- Exercise
Give the listing again character for character, but drop the images.

[Collected data]
——————————

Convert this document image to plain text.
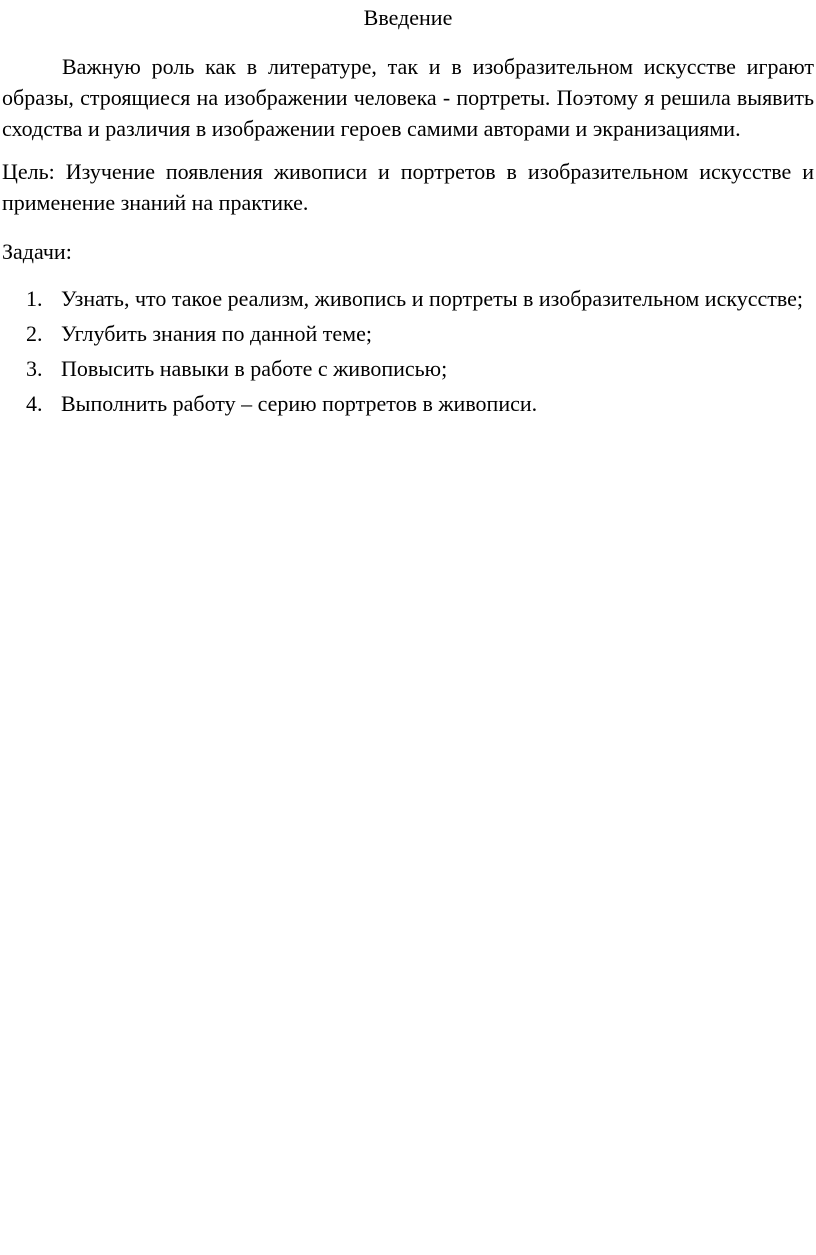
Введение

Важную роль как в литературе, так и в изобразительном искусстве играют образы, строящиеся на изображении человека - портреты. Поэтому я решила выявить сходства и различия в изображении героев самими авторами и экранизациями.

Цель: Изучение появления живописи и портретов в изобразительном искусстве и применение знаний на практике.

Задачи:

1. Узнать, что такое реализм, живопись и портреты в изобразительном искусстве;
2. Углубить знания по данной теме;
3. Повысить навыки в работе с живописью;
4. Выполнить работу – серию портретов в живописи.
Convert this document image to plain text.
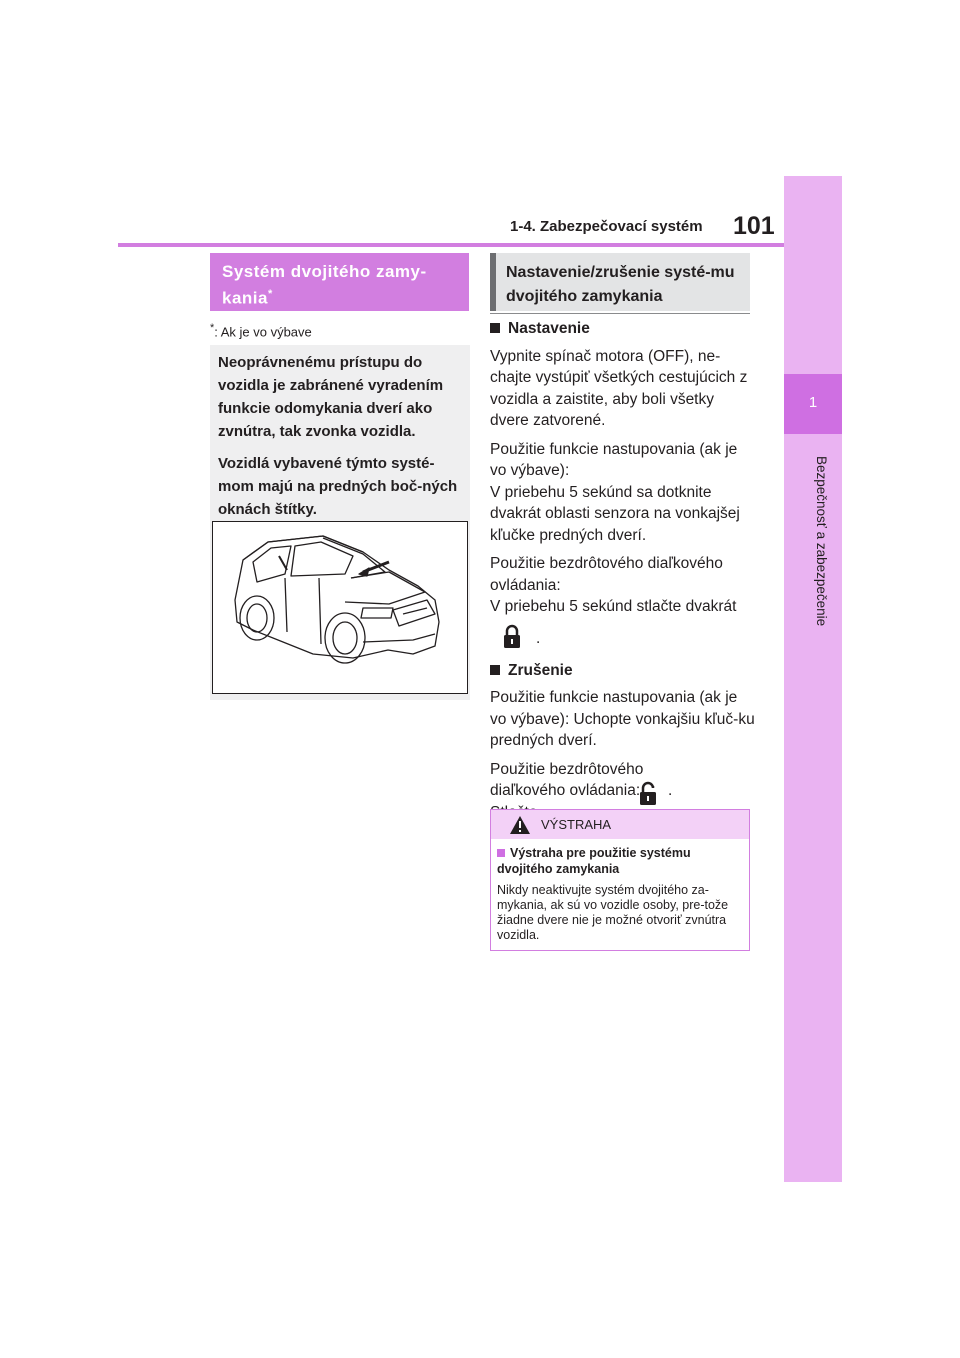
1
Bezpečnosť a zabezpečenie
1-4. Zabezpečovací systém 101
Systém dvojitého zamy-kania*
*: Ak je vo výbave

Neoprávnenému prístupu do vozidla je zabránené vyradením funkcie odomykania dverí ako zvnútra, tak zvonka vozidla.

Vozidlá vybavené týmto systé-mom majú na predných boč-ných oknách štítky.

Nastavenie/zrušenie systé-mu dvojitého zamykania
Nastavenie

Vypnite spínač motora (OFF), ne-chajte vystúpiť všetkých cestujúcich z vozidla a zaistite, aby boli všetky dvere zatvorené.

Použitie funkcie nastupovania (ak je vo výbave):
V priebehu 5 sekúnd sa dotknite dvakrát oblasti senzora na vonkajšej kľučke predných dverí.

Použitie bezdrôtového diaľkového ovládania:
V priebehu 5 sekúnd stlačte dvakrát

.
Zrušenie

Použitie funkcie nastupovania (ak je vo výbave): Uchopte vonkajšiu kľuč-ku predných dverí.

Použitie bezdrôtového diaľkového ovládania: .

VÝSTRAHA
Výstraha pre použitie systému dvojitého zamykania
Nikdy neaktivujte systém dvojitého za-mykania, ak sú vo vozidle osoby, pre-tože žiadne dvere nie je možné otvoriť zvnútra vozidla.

——————————

- Complete response
Convert this document image to plain text.
Введение

Важную роль как в литературе, так и в изобразительном искусстве играют образы, строящиеся на изображении человека - портреты. Поэтому я решила выявить сходства и различия в изображении героев самими авторами и экранизациями.

Цель: Изучение появления живописи и портретов в изобразительном искусстве и применение знаний на практике.

Задачи:

1. Узнать, что такое реализм, живопись и портреты в изобразительном искусстве;
2. Углубить знания по данной теме;
3. Повысить навыки в работе с живописью;
4. Выполнить работу – серию портретов в живописи.
Convert this document image to plain text.
1
Bezpečnosť a zabezpečenie
1-4. Zabezpečovací systém 101
Systém dvojitého zamy-kania*
*: Ak je vo výbave

Neoprávnenému prístupu do vozidla je zabránené vyradením funkcie odomykania dverí ako zvnútra, tak zvonka vozidla.

Vozidlá vybavené týmto systé-mom majú na predných boč-ných oknách štítky.

Nastavenie/zrušenie systé-mu dvojitého zamykania
Nastavenie

Vypnite spínač motora (OFF), ne-chajte vystúpiť všetkých cestujúcich z vozidla a zaistite, aby boli všetky dvere zatvorené.

Použitie funkcie nastupovania (ak je vo výbave):
V priebehu 5 sekúnd sa dotknite dvakrát oblasti senzora na vonkajšej kľučke predných dverí.

Použitie bezdrôtového diaľkového ovládania:
V priebehu 5 sekúnd stlačte dvakrát

.
Zrušenie

Použitie funkcie nastupovania (ak je vo výbave): Uchopte vonkajšiu kľuč-ku predných dverí.

Použitie bezdrôtového diaľkového ovládania: .

VÝSTRAHA
Výstraha pre použitie systému dvojitého zamykania
Nikdy neaktivujte systém dvojitého za-mykania, ak sú vo vozidle osoby, pre-tože žiadne dvere nie je možné otvoriť zvnútra vozidla.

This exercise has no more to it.